* [Your goal]: Pick every line from the data that holds the word "PullRequestReviewEvent".
========================================
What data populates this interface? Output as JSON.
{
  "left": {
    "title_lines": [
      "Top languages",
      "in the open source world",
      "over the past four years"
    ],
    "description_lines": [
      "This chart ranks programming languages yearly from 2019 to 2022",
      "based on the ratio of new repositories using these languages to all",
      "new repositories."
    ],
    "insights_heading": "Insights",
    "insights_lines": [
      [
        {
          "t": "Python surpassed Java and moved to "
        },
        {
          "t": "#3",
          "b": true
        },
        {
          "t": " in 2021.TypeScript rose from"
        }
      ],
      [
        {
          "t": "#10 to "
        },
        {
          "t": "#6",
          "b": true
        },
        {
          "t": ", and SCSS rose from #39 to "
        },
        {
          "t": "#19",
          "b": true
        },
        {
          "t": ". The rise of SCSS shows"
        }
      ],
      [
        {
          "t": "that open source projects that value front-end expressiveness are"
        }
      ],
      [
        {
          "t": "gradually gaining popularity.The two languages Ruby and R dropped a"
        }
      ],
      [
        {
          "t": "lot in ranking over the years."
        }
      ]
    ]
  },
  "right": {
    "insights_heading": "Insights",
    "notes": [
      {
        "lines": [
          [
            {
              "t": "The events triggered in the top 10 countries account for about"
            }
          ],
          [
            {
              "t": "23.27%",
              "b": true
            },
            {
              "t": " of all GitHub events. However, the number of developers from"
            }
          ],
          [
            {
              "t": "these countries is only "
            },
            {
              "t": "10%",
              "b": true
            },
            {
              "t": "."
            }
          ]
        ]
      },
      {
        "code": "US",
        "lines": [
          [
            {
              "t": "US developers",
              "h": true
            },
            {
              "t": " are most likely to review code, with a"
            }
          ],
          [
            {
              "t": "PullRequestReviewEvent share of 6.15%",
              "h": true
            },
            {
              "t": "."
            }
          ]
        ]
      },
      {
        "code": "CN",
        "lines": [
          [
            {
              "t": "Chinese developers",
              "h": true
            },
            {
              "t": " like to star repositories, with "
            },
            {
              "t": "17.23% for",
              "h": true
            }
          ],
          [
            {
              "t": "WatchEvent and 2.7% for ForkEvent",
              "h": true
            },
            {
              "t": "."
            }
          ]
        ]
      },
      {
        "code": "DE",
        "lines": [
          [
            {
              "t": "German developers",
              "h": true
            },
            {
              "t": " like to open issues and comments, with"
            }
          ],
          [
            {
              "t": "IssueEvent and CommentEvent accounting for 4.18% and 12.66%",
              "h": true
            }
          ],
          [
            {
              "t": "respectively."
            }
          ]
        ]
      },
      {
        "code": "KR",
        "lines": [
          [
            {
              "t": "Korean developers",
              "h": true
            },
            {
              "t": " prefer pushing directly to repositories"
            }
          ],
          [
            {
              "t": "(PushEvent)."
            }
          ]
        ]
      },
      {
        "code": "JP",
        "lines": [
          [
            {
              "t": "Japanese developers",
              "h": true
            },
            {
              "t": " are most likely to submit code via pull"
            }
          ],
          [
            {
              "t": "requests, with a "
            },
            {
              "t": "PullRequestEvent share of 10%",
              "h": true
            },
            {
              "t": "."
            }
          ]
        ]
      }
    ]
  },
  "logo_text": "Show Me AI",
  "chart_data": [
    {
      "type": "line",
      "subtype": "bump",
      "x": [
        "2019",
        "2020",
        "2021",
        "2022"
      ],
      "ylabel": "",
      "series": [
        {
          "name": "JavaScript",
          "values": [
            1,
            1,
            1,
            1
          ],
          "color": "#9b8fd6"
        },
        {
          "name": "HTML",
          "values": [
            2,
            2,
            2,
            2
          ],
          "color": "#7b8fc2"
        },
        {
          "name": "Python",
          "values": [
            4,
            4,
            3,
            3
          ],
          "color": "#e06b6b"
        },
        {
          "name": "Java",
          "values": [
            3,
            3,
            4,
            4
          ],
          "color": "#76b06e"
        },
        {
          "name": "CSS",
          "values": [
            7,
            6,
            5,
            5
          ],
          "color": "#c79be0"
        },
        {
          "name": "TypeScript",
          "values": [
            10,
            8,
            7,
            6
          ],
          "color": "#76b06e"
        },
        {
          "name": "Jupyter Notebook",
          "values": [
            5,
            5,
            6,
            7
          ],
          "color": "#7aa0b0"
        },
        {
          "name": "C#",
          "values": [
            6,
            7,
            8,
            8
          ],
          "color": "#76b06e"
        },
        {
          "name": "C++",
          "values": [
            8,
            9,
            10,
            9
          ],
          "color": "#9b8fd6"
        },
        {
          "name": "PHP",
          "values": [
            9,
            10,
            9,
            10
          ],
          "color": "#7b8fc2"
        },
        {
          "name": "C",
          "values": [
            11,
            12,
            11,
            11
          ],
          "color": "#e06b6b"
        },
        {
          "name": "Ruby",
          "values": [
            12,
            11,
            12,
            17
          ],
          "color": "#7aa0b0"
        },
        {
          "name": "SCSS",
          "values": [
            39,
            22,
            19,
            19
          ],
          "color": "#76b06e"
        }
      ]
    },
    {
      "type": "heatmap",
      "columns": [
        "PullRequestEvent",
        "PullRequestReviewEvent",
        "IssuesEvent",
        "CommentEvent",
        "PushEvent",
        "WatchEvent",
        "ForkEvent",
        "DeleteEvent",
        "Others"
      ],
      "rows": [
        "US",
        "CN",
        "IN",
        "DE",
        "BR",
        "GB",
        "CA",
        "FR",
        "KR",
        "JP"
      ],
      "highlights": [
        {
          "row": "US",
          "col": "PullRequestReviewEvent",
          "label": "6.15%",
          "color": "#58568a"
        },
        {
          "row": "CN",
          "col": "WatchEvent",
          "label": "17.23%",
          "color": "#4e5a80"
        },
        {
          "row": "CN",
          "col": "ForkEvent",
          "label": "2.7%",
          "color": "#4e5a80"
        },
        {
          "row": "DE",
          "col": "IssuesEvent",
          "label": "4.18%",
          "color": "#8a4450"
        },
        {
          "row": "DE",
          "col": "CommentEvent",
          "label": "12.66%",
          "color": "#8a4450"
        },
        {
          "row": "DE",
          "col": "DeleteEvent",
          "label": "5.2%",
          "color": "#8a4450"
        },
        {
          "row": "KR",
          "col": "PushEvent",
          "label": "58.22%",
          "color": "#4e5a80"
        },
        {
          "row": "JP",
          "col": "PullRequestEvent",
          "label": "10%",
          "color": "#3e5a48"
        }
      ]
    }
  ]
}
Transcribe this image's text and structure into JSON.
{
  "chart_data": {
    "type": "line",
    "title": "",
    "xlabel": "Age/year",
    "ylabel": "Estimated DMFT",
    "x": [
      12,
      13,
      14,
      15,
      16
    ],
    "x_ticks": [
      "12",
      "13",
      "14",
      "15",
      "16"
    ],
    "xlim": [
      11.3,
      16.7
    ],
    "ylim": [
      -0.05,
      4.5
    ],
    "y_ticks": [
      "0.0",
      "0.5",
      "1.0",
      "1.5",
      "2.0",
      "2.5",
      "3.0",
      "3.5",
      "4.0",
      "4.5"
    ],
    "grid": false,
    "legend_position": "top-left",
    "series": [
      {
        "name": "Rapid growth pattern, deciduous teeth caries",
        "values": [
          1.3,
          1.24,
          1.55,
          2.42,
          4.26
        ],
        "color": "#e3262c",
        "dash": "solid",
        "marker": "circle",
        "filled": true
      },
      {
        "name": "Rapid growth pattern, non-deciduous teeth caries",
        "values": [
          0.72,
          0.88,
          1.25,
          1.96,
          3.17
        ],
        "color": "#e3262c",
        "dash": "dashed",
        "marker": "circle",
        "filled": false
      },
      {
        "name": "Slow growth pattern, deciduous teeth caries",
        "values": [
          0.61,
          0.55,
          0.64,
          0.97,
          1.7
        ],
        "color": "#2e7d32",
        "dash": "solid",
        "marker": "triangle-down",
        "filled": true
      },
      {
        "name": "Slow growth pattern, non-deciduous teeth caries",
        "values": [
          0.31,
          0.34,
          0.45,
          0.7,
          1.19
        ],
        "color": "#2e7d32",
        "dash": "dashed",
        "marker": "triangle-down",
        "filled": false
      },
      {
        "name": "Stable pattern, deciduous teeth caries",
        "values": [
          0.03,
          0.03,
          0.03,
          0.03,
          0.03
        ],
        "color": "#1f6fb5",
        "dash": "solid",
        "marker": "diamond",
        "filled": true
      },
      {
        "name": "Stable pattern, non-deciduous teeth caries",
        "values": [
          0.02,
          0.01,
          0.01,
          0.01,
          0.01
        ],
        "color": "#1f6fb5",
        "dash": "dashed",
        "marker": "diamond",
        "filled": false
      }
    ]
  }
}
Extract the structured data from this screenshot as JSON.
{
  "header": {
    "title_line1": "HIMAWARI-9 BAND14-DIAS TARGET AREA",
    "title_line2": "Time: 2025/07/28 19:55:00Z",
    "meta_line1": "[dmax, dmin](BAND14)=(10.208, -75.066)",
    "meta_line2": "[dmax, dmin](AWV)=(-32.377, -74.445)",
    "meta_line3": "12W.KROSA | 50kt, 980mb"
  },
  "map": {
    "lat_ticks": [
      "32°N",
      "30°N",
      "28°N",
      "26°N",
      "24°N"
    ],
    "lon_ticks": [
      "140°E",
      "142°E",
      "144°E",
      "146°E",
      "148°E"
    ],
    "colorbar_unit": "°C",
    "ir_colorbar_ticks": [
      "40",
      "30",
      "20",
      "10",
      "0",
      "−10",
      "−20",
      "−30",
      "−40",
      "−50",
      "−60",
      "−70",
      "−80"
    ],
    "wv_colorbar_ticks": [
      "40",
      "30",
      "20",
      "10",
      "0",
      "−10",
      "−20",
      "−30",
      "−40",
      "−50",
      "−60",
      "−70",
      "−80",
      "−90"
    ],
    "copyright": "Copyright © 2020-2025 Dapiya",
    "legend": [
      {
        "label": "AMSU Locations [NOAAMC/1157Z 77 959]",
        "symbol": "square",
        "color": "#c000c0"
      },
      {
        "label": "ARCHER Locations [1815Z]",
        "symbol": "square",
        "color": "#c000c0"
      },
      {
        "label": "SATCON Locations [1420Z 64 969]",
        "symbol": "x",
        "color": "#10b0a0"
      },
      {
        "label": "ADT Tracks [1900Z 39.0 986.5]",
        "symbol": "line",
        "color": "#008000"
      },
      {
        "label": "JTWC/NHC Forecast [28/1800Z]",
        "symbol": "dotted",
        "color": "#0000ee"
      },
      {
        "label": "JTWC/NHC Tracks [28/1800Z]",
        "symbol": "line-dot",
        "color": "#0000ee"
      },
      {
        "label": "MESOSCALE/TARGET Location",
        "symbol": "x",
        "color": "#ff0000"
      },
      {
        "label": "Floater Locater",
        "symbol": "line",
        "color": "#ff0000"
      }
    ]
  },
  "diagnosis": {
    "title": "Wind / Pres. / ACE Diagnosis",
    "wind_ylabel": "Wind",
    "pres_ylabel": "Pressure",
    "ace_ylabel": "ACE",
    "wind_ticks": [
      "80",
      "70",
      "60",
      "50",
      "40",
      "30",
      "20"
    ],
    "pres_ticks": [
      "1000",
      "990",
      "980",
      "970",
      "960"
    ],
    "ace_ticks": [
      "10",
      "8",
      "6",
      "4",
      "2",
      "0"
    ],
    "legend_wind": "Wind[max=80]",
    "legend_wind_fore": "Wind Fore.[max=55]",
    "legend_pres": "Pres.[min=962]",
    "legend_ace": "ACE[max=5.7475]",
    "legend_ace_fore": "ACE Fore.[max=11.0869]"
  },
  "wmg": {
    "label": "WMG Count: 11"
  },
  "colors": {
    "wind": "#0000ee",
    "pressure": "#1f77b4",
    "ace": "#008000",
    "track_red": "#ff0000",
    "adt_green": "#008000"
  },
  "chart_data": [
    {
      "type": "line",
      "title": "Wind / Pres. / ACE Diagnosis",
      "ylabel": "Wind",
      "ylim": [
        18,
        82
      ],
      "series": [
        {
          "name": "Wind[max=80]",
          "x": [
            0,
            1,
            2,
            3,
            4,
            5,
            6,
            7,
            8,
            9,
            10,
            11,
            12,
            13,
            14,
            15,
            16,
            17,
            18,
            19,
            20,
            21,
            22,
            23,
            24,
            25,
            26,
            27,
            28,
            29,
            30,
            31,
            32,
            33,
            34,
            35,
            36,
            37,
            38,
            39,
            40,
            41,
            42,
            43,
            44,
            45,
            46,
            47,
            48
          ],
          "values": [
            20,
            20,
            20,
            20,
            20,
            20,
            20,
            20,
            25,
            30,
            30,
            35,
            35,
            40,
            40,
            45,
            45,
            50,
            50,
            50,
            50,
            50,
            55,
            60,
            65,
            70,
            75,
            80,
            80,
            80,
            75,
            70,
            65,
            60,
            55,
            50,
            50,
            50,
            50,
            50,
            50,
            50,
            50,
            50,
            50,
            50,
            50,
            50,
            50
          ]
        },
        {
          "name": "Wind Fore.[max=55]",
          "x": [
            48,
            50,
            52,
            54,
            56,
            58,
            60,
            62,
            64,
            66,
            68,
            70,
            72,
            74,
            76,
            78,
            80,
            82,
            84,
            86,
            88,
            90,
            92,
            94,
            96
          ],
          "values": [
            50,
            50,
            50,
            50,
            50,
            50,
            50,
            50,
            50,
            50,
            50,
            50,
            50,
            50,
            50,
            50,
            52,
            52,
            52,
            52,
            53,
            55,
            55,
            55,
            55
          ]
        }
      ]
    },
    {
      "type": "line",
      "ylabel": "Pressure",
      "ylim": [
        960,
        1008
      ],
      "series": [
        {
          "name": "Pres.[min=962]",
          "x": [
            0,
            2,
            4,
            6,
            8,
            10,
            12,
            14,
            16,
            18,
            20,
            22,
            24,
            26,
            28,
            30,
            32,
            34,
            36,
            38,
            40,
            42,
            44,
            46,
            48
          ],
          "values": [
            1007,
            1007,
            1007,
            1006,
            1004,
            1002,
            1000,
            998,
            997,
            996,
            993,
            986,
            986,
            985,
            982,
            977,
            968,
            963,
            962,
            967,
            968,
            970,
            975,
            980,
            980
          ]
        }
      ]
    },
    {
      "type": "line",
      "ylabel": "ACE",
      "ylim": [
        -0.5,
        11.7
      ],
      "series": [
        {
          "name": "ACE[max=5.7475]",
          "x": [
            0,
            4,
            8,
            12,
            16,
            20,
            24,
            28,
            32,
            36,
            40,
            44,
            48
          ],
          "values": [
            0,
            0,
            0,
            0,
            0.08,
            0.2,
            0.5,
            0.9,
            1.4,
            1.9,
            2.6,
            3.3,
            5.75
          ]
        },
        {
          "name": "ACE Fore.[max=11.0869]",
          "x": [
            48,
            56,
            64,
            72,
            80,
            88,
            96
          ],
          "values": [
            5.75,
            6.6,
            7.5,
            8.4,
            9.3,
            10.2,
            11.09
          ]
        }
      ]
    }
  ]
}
========================================
* [Final result]:
              "t": "PullRequestReviewEvent share of 6.15%",
        "PullRequestReviewEvent",
          "col": "PullRequestReviewEvent",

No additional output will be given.